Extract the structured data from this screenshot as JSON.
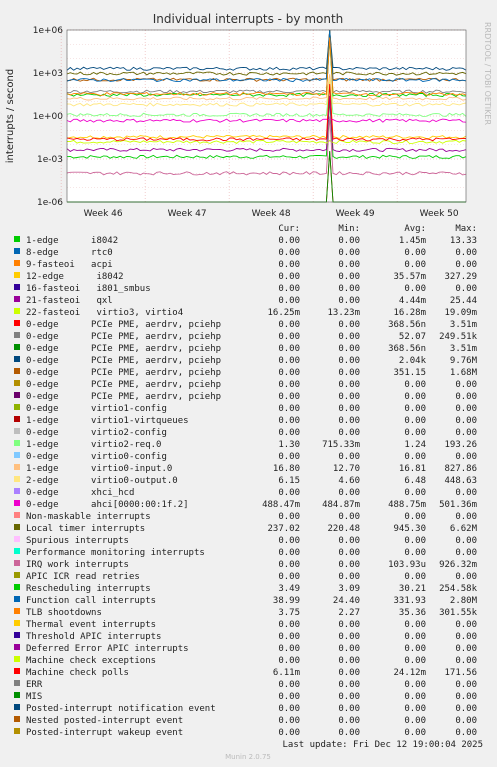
{
  "chart_data": {
    "type": "line",
    "title": "Individual interrupts - by month",
    "ylabel": "interrupts / second",
    "yscale": "log",
    "ylim": [
      1e-06,
      1000000.0
    ],
    "y_ticks": [
      "1e-06",
      "1e-03",
      "1e+00",
      "1e+03",
      "1e+06"
    ],
    "x_ticks": [
      "Week 46",
      "Week 47",
      "Week 48",
      "Week 49",
      "Week 50"
    ],
    "grid": true,
    "side_label": "RRDTOOL / TOBI OETIKER",
    "columns": [
      "Cur:",
      "Min:",
      "Avg:",
      "Max:"
    ],
    "series": [
      {
        "name": "1-edge      i8042",
        "color": "#00cc00",
        "cur": "0.00",
        "min": "0.00",
        "avg": "1.45m",
        "max": "13.33"
      },
      {
        "name": "8-edge      rtc0",
        "color": "#0066b3",
        "cur": "0.00",
        "min": "0.00",
        "avg": "0.00",
        "max": "0.00"
      },
      {
        "name": "9-fasteoi   acpi",
        "color": "#ff8000",
        "cur": "0.00",
        "min": "0.00",
        "avg": "0.00",
        "max": "0.00"
      },
      {
        "name": "12-edge      i8042",
        "color": "#ffcc00",
        "cur": "0.00",
        "min": "0.00",
        "avg": "35.57m",
        "max": "327.29"
      },
      {
        "name": "16-fasteoi   i801_smbus",
        "color": "#330099",
        "cur": "0.00",
        "min": "0.00",
        "avg": "0.00",
        "max": "0.00"
      },
      {
        "name": "21-fasteoi   qxl",
        "color": "#990099",
        "cur": "0.00",
        "min": "0.00",
        "avg": "4.44m",
        "max": "25.44"
      },
      {
        "name": "22-fasteoi   virtio3, virtio4",
        "color": "#ccff00",
        "cur": "16.25m",
        "min": "13.23m",
        "avg": "16.28m",
        "max": "19.09m"
      },
      {
        "name": "0-edge      PCIe PME, aerdrv, pciehp",
        "color": "#ff0000",
        "cur": "0.00",
        "min": "0.00",
        "avg": "368.56n",
        "max": "3.51m"
      },
      {
        "name": "0-edge      PCIe PME, aerdrv, pciehp",
        "color": "#808080",
        "cur": "0.00",
        "min": "0.00",
        "avg": "52.07",
        "max": "249.51k"
      },
      {
        "name": "0-edge      PCIe PME, aerdrv, pciehp",
        "color": "#008f00",
        "cur": "0.00",
        "min": "0.00",
        "avg": "368.56n",
        "max": "3.51m"
      },
      {
        "name": "0-edge      PCIe PME, aerdrv, pciehp",
        "color": "#00487d",
        "cur": "0.00",
        "min": "0.00",
        "avg": "2.04k",
        "max": "9.76M"
      },
      {
        "name": "0-edge      PCIe PME, aerdrv, pciehp",
        "color": "#b35a00",
        "cur": "0.00",
        "min": "0.00",
        "avg": "351.15",
        "max": "1.68M"
      },
      {
        "name": "0-edge      PCIe PME, aerdrv, pciehp",
        "color": "#b38f00",
        "cur": "0.00",
        "min": "0.00",
        "avg": "0.00",
        "max": "0.00"
      },
      {
        "name": "0-edge      PCIe PME, aerdrv, pciehp",
        "color": "#6b006b",
        "cur": "0.00",
        "min": "0.00",
        "avg": "0.00",
        "max": "0.00"
      },
      {
        "name": "0-edge      virtio1-config",
        "color": "#8fb300",
        "cur": "0.00",
        "min": "0.00",
        "avg": "0.00",
        "max": "0.00"
      },
      {
        "name": "1-edge      virtio1-virtqueues",
        "color": "#b30000",
        "cur": "0.00",
        "min": "0.00",
        "avg": "0.00",
        "max": "0.00"
      },
      {
        "name": "0-edge      virtio2-config",
        "color": "#bebebe",
        "cur": "0.00",
        "min": "0.00",
        "avg": "0.00",
        "max": "0.00"
      },
      {
        "name": "1-edge      virtio2-req.0",
        "color": "#80ff80",
        "cur": "1.30",
        "min": "715.33m",
        "avg": "1.24",
        "max": "193.26"
      },
      {
        "name": "0-edge      virtio0-config",
        "color": "#80c9ff",
        "cur": "0.00",
        "min": "0.00",
        "avg": "0.00",
        "max": "0.00"
      },
      {
        "name": "1-edge      virtio0-input.0",
        "color": "#ffc080",
        "cur": "16.80",
        "min": "12.70",
        "avg": "16.81",
        "max": "827.86"
      },
      {
        "name": "2-edge      virtio0-output.0",
        "color": "#ffe680",
        "cur": "6.15",
        "min": "4.60",
        "avg": "6.48",
        "max": "448.63"
      },
      {
        "name": "0-edge      xhci_hcd",
        "color": "#aa80ff",
        "cur": "0.00",
        "min": "0.00",
        "avg": "0.00",
        "max": "0.00"
      },
      {
        "name": "0-edge      ahci[0000:00:1f.2]",
        "color": "#ee00cc",
        "cur": "488.47m",
        "min": "484.87m",
        "avg": "488.75m",
        "max": "501.36m"
      },
      {
        "name": "Non-maskable interrupts",
        "color": "#ff8080",
        "cur": "0.00",
        "min": "0.00",
        "avg": "0.00",
        "max": "0.00"
      },
      {
        "name": "Local timer interrupts",
        "color": "#666600",
        "cur": "237.02",
        "min": "220.48",
        "avg": "945.30",
        "max": "6.62M"
      },
      {
        "name": "Spurious interrupts",
        "color": "#ffbfff",
        "cur": "0.00",
        "min": "0.00",
        "avg": "0.00",
        "max": "0.00"
      },
      {
        "name": "Performance monitoring interrupts",
        "color": "#00ffcc",
        "cur": "0.00",
        "min": "0.00",
        "avg": "0.00",
        "max": "0.00"
      },
      {
        "name": "IRQ work interrupts",
        "color": "#cc6699",
        "cur": "0.00",
        "min": "0.00",
        "avg": "103.93u",
        "max": "926.32m"
      },
      {
        "name": "APIC ICR read retries",
        "color": "#999900",
        "cur": "0.00",
        "min": "0.00",
        "avg": "0.00",
        "max": "0.00"
      },
      {
        "name": "Rescheduling interrupts",
        "color": "#00cc00",
        "cur": "3.49",
        "min": "3.09",
        "avg": "30.21",
        "max": "254.58k"
      },
      {
        "name": "Function call interrupts",
        "color": "#0066b3",
        "cur": "38.99",
        "min": "24.40",
        "avg": "331.93",
        "max": "2.80M"
      },
      {
        "name": "TLB shootdowns",
        "color": "#ff8000",
        "cur": "3.75",
        "min": "2.27",
        "avg": "35.36",
        "max": "301.55k"
      },
      {
        "name": "Thermal event interrupts",
        "color": "#ffcc00",
        "cur": "0.00",
        "min": "0.00",
        "avg": "0.00",
        "max": "0.00"
      },
      {
        "name": "Threshold APIC interrupts",
        "color": "#330099",
        "cur": "0.00",
        "min": "0.00",
        "avg": "0.00",
        "max": "0.00"
      },
      {
        "name": "Deferred Error APIC interrupts",
        "color": "#990099",
        "cur": "0.00",
        "min": "0.00",
        "avg": "0.00",
        "max": "0.00"
      },
      {
        "name": "Machine check exceptions",
        "color": "#ccff00",
        "cur": "0.00",
        "min": "0.00",
        "avg": "0.00",
        "max": "0.00"
      },
      {
        "name": "Machine check polls",
        "color": "#ff0000",
        "cur": "6.11m",
        "min": "0.00",
        "avg": "24.12m",
        "max": "171.56"
      },
      {
        "name": "ERR",
        "color": "#808080",
        "cur": "0.00",
        "min": "0.00",
        "avg": "0.00",
        "max": "0.00"
      },
      {
        "name": "MIS",
        "color": "#008f00",
        "cur": "0.00",
        "min": "0.00",
        "avg": "0.00",
        "max": "0.00"
      },
      {
        "name": "Posted-interrupt notification event",
        "color": "#00487d",
        "cur": "0.00",
        "min": "0.00",
        "avg": "0.00",
        "max": "0.00"
      },
      {
        "name": "Nested posted-interrupt event",
        "color": "#b35a00",
        "cur": "0.00",
        "min": "0.00",
        "avg": "0.00",
        "max": "0.00"
      },
      {
        "name": "Posted-interrupt wakeup event",
        "color": "#b38f00",
        "cur": "0.00",
        "min": "0.00",
        "avg": "0.00",
        "max": "0.00"
      }
    ],
    "last_update": "Last update: Fri Dec 12 19:00:04 2025",
    "footer": "Munin 2.0.75"
  }
}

------------------------------

List all lines where "APIC" occurs.

        "name": "APIC ICR read retries",
        "name": "Threshold APIC interrupts",
        "name": "Deferred Error APIC interrupts",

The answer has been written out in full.